[Start Input for this task]

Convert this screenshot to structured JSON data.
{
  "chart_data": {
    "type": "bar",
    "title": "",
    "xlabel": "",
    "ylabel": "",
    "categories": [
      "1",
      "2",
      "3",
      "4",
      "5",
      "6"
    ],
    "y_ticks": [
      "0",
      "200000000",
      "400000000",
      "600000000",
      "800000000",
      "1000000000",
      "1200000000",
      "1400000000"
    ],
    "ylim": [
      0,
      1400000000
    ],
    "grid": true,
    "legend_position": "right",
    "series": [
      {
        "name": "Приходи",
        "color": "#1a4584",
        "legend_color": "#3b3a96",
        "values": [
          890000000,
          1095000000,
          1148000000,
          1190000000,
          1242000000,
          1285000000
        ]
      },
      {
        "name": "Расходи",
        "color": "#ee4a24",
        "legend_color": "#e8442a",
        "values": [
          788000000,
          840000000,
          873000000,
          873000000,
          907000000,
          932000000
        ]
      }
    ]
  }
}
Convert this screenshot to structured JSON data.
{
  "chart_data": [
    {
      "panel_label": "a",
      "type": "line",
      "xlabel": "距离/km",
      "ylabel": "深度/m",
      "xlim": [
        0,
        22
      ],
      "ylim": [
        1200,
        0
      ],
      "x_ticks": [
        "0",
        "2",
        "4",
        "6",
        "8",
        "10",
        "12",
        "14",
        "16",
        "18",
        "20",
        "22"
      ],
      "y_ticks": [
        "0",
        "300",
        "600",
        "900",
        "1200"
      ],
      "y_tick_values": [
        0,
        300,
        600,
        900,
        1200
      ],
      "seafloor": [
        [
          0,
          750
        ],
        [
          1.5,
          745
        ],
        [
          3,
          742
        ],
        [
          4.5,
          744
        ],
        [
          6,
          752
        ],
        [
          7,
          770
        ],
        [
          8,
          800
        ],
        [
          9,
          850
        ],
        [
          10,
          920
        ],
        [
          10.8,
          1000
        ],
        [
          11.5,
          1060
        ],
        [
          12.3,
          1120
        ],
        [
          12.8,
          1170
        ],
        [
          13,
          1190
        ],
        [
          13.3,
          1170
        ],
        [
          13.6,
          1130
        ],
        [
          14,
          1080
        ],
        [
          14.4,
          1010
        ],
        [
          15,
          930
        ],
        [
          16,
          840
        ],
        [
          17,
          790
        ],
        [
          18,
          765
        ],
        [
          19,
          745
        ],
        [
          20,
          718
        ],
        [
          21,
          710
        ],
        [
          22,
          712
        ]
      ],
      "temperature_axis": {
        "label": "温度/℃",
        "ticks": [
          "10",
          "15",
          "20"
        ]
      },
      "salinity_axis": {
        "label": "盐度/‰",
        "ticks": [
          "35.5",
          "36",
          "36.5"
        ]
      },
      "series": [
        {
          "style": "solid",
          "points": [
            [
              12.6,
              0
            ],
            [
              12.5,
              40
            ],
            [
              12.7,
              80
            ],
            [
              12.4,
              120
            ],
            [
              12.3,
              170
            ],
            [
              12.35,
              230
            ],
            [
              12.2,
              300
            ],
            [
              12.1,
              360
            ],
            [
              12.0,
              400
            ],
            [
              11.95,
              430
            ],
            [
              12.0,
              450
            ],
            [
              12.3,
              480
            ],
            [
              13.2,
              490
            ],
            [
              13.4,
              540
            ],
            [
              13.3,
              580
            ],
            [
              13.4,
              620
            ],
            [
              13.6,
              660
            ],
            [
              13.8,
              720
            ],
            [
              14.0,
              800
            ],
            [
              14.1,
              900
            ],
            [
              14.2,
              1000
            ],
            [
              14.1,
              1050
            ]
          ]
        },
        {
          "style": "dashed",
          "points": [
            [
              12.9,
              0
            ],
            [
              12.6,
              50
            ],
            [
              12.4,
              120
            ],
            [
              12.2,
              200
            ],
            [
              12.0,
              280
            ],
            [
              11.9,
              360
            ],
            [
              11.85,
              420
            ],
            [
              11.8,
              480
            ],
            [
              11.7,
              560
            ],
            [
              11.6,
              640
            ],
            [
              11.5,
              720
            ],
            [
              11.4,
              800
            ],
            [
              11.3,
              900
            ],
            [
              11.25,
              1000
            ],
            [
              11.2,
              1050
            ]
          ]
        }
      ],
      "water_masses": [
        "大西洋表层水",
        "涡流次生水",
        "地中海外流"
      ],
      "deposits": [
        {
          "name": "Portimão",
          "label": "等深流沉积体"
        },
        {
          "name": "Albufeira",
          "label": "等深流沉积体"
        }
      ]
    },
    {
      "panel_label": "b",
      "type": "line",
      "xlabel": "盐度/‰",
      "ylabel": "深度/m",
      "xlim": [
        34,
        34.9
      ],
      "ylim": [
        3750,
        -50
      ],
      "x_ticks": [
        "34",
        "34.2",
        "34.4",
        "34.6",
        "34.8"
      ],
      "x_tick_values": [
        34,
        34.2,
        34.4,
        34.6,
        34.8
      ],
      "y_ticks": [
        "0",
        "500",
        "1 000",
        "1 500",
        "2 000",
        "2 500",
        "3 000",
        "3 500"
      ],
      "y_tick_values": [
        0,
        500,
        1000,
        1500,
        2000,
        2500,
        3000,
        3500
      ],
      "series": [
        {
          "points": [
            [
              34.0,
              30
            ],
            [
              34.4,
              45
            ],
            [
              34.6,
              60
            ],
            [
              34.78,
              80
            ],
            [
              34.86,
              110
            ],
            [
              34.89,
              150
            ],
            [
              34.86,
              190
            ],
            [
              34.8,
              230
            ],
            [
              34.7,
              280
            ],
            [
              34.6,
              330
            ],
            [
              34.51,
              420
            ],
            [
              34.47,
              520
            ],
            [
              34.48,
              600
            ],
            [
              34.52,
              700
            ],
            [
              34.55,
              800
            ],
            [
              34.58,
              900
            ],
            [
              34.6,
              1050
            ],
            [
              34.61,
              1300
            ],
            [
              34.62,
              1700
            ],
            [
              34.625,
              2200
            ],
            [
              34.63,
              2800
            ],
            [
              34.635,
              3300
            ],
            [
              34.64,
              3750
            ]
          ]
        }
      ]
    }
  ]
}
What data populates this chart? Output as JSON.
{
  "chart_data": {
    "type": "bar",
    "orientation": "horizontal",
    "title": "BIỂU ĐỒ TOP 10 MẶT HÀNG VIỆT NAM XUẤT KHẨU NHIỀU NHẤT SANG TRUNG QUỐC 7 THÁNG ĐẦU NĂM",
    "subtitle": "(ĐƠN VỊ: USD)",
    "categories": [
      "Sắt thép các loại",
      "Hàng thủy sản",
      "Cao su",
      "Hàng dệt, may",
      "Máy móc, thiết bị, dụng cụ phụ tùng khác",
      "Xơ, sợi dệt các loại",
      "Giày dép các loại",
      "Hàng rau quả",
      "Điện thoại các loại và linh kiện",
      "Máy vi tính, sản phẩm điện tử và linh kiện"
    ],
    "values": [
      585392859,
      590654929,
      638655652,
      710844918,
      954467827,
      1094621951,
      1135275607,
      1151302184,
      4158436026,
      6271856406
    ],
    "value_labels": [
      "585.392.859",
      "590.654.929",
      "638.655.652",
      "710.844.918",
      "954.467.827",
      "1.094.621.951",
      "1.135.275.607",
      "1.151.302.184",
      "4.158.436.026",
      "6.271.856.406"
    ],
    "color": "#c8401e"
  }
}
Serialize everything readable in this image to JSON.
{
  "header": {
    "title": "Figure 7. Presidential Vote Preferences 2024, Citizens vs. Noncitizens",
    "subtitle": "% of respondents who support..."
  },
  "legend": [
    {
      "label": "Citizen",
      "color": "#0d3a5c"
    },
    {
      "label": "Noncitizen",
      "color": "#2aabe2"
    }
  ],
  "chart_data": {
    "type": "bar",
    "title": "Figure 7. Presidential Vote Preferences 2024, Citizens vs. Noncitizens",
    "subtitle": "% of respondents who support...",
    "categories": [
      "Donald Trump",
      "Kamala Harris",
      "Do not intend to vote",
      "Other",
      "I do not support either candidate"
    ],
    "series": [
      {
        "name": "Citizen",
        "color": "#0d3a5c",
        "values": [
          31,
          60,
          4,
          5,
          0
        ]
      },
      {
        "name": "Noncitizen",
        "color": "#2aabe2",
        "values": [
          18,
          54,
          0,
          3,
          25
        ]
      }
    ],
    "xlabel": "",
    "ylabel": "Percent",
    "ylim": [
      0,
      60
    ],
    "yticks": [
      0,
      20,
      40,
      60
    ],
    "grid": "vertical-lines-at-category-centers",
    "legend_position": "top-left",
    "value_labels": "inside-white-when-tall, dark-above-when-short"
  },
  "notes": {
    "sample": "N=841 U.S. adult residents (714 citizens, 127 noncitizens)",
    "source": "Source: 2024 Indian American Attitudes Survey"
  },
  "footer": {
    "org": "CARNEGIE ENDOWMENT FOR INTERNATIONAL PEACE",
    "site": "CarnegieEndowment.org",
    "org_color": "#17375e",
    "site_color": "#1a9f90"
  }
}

[End Input for this task]

* Set exercise
Everything from the line containing "Serialize everything readable" to the last line of the entries above should be quoted exactly, and only that.

* Result of this task
Serialize everything readable in this image to JSON.
{
  "header": {
    "title": "Figure 7. Presidential Vote Preferences 2024, Citizens vs. Noncitizens",
    "subtitle": "% of respondents who support..."
  },
  "legend": [
    {
      "label": "Citizen",
      "color": "#0d3a5c"
    },
    {
      "label": "Noncitizen",
      "color": "#2aabe2"
    }
  ],
  "chart_data": {
    "type": "bar",
    "title": "Figure 7. Presidential Vote Preferences 2024, Citizens vs. Noncitizens",
    "subtitle": "% of respondents who support...",
    "categories": [
      "Donald Trump",
      "Kamala Harris",
      "Do not intend to vote",
      "Other",
      "I do not support either candidate"
    ],
    "series": [
      {
        "name": "Citizen",
        "color": "#0d3a5c",
        "values": [
          31,
          60,
          4,
          5,
          0
        ]
      },
      {
        "name": "Noncitizen",
        "color": "#2aabe2",
        "values": [
          18,
          54,
          0,
          3,
          25
        ]
      }
    ],
    "xlabel": "",
    "ylabel": "Percent",
    "ylim": [
      0,
      60
    ],
    "yticks": [
      0,
      20,
      40,
      60
    ],
    "grid": "vertical-lines-at-category-centers",
    "legend_position": "top-left",
    "value_labels": "inside-white-when-tall, dark-above-when-short"
  },
  "notes": {
    "sample": "N=841 U.S. adult residents (714 citizens, 127 noncitizens)",
    "source": "Source: 2024 Indian American Attitudes Survey"
  },
  "footer": {
    "org": "CARNEGIE ENDOWMENT FOR INTERNATIONAL PEACE",
    "site": "CarnegieEndowment.org",
    "org_color": "#17375e",
    "site_color": "#1a9f90"
  }
}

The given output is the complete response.